YOUR INSTRUCTIONS –
Put each line of the listing below into a numbered list, skipping any blank lines.

DATA FOR THE TASK –

↓

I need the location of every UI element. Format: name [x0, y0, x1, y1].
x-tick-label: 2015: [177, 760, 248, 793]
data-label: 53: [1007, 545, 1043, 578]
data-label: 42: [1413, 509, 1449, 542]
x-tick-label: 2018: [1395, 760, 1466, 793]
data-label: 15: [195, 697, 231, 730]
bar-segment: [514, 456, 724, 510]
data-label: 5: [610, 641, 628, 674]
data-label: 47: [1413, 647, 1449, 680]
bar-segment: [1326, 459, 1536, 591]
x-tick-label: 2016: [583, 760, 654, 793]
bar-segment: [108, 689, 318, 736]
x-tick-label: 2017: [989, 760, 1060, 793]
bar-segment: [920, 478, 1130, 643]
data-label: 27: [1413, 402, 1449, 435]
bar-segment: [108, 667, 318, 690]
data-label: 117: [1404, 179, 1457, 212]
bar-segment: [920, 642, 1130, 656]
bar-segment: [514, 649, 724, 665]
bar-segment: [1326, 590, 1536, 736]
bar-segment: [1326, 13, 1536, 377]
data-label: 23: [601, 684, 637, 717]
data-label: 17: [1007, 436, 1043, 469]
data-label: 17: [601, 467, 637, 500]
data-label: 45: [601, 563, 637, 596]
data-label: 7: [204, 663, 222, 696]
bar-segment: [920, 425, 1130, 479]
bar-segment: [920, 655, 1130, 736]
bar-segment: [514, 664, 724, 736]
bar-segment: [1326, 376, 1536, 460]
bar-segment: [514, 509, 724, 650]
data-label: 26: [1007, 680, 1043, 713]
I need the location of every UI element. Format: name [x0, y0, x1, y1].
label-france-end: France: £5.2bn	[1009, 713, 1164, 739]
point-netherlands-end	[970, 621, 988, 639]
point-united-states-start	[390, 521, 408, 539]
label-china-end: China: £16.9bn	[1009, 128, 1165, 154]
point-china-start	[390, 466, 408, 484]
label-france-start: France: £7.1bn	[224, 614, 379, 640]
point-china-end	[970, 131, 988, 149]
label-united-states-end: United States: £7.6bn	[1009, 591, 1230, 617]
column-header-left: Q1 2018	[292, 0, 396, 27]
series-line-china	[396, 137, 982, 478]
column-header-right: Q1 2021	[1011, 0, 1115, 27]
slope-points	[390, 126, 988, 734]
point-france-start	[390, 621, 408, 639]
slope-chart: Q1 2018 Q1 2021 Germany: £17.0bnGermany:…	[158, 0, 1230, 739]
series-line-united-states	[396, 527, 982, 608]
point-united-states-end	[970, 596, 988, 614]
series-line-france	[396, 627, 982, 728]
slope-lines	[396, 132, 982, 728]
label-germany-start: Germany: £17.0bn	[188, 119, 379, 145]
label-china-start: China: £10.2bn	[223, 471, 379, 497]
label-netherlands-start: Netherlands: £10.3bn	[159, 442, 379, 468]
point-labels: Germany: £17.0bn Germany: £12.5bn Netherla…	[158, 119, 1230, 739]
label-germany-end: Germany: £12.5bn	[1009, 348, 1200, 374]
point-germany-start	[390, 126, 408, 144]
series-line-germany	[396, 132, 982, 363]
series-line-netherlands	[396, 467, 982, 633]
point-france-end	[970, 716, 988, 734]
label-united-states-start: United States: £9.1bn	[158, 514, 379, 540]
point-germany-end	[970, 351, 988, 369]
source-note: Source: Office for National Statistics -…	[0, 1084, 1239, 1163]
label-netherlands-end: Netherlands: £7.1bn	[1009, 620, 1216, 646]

↑

TASK RESPONSE –
1. I need the location of every UI element. Format: name [x0, y0, x1, y1].
2. x-tick-label: 2015: [177, 760, 248, 793]
3. data-label: 53: [1007, 545, 1043, 578]
4. data-label: 42: [1413, 509, 1449, 542]
5. x-tick-label: 2018: [1395, 760, 1466, 793]
6. data-label: 15: [195, 697, 231, 730]
7. bar-segment: [514, 456, 724, 510]
8. data-label: 5: [610, 641, 628, 674]
9. data-label: 47: [1413, 647, 1449, 680]
10. bar-segment: [1326, 459, 1536, 591]
11. x-tick-label: 2016: [583, 760, 654, 793]
12. bar-segment: [108, 689, 318, 736]
13. x-tick-label: 2017: [989, 760, 1060, 793]
14. bar-segment: [920, 478, 1130, 643]
15. data-label: 27: [1413, 402, 1449, 435]
16. bar-segment: [108, 667, 318, 690]
17. data-label: 117: [1404, 179, 1457, 212]
18. bar-segment: [920, 642, 1130, 656]
19. bar-segment: [514, 649, 724, 665]
20. bar-segment: [1326, 590, 1536, 736]
21. bar-segment: [1326, 13, 1536, 377]
22. data-label: 23: [601, 684, 637, 717]
23. data-label: 17: [1007, 436, 1043, 469]
24. data-label: 17: [601, 467, 637, 500]
25. data-label: 45: [601, 563, 637, 596]
26. data-label: 7: [204, 663, 222, 696]
27. bar-segment: [920, 425, 1130, 479]
28. bar-segment: [920, 655, 1130, 736]
29. bar-segment: [514, 664, 724, 736]
30. bar-segment: [1326, 376, 1536, 460]
31. bar-segment: [514, 509, 724, 650]
32. data-label: 26: [1007, 680, 1043, 713]
33. I need the location of every UI element. Format: name [x0, y0, x1, y1].
34. label-france-end: France: £5.2bn	[1009, 713, 1164, 739]
35. point-netherlands-end	[970, 621, 988, 639]
36. point-united-states-start	[390, 521, 408, 539]
37. label-china-end: China: £16.9bn	[1009, 128, 1165, 154]
38. point-china-start	[390, 466, 408, 484]
39. label-france-start: France: £7.1bn	[224, 614, 379, 640]
40. point-china-end	[970, 131, 988, 149]
41. label-united-states-end: United States: £7.6bn	[1009, 591, 1230, 617]
42. column-header-left: Q1 2018	[292, 0, 396, 27]
43. series-line-china	[396, 137, 982, 478]
44. column-header-right: Q1 2021	[1011, 0, 1115, 27]
45. slope-points	[390, 126, 988, 734]
46. point-france-start	[390, 621, 408, 639]
47. slope-chart: Q1 2018 Q1 2021 Germany: £17.0bnGermany:…	[158, 0, 1230, 739]
48. series-line-united-states	[396, 527, 982, 608]
49. point-united-states-end	[970, 596, 988, 614]
50. series-line-france	[396, 627, 982, 728]
51. slope-lines	[396, 132, 982, 728]
52. label-germany-start: Germany: £17.0bn	[188, 119, 379, 145]
53. label-china-start: China: £10.2bn	[223, 471, 379, 497]
54. label-netherlands-start: Netherlands: £10.3bn	[159, 442, 379, 468]
55. point-labels: Germany: £17.0bn Germany: £12.5bn Netherla…	[158, 119, 1230, 739]
56. label-germany-end: Germany: £12.5bn	[1009, 348, 1200, 374]
57. point-germany-start	[390, 126, 408, 144]
58. series-line-germany	[396, 132, 982, 363]
59. series-line-netherlands	[396, 467, 982, 633]
60. point-france-end	[970, 716, 988, 734]
61. label-united-states-start: United States: £9.1bn	[158, 514, 379, 540]
62. point-germany-end	[970, 351, 988, 369]
63. source-note: Source: Office for National Statistics -…	[0, 1084, 1239, 1163]
64. label-netherlands-end: Netherlands: £7.1bn	[1009, 620, 1216, 646]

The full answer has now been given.